Reproduce each line exactly.
** BEGIN RECORDS **
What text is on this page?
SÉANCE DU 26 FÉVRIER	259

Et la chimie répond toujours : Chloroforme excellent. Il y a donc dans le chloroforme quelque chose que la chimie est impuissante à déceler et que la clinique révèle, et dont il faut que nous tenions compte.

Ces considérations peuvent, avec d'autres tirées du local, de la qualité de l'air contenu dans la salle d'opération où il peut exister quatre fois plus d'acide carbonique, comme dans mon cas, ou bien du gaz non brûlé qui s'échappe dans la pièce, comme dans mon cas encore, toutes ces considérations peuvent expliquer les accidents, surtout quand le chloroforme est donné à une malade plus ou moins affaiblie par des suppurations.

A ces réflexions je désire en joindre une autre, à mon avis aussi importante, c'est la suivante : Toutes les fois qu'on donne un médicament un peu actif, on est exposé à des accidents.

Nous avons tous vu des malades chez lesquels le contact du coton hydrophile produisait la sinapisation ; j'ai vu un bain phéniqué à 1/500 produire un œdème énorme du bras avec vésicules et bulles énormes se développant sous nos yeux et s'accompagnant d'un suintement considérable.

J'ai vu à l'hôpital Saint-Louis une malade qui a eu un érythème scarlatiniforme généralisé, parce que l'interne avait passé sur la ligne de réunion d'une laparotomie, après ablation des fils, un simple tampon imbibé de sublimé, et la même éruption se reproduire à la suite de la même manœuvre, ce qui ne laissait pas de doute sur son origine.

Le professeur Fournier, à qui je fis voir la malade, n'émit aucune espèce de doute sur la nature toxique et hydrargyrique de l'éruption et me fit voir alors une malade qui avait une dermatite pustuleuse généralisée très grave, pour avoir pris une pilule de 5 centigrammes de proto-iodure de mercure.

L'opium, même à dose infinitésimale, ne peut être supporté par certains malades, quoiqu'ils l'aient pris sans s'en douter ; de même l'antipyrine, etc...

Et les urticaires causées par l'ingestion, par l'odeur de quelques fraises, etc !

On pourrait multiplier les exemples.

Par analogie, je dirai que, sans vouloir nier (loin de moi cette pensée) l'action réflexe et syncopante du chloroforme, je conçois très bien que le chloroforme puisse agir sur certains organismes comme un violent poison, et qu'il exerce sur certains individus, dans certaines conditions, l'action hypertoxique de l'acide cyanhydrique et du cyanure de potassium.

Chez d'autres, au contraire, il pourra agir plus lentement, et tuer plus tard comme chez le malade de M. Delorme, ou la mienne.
** END RECORDS **
▶ ANSWER TO THE TASK:
What text is on this page?
SÉANCE DU 26 FÉVRIER	259

Et la chimie répond toujours : Chloroforme excellent. Il y a donc dans le chloroforme quelque chose que la chimie est impuissante à déceler et que la clinique révèle, et dont il faut que nous tenions compte.

Ces considérations peuvent, avec d'autres tirées du local, de la qualité de l'air contenu dans la salle d'opération où il peut exister quatre fois plus d'acide carbonique, comme dans mon cas, ou bien du gaz non brûlé qui s'échappe dans la pièce, comme dans mon cas encore, toutes ces considérations peuvent expliquer les accidents, surtout quand le chloroforme est donné à une malade plus ou moins affaiblie par des suppurations.

A ces réflexions je désire en joindre une autre, à mon avis aussi importante, c'est la suivante : Toutes les fois qu'on donne un médicament un peu actif, on est exposé à des accidents.

Nous avons tous vu des malades chez lesquels le contact du coton hydrophile produisait la sinapisation ; j'ai vu un bain phéniqué à 1/500 produire un œdème énorme du bras avec vésicules et bulles énormes se développant sous nos yeux et s'accompagnant d'un suintement considérable.

J'ai vu à l'hôpital Saint-Louis une malade qui a eu un érythème scarlatiniforme généralisé, parce que l'interne avait passé sur la ligne de réunion d'une laparotomie, après ablation des fils, un simple tampon imbibé de sublimé, et la même éruption se reproduire à la suite de la même manœuvre, ce qui ne laissait pas de doute sur son origine.

Le professeur Fournier, à qui je fis voir la malade, n'émit aucune espèce de doute sur la nature toxique et hydrargyrique de l'éruption et me fit voir alors une malade qui avait une dermatite pustuleuse généralisée très grave, pour avoir pris une pilule de 5 centigrammes de proto-iodure de mercure.

L'opium, même à dose infinitésimale, ne peut être supporté par certains malades, quoiqu'ils l'aient pris sans s'en douter ; de même l'antipyrine, etc...

Et les urticaires causées par l'ingestion, par l'odeur de quelques fraises, etc !

On pourrait multiplier les exemples.

Par analogie, je dirai que, sans vouloir nier (loin de moi cette pensée) l'action réflexe et syncopante du chloroforme, je conçois très bien que le chloroforme puisse agir sur certains organismes comme un violent poison, et qu'il exerce sur certains individus, dans certaines conditions, l'action hypertoxique de l'acide cyanhydrique et du cyanure de potassium.

Chez d'autres, au contraire, il pourra agir plus lentement, et tuer plus tard comme chez le malade de M. Delorme, ou la mienne.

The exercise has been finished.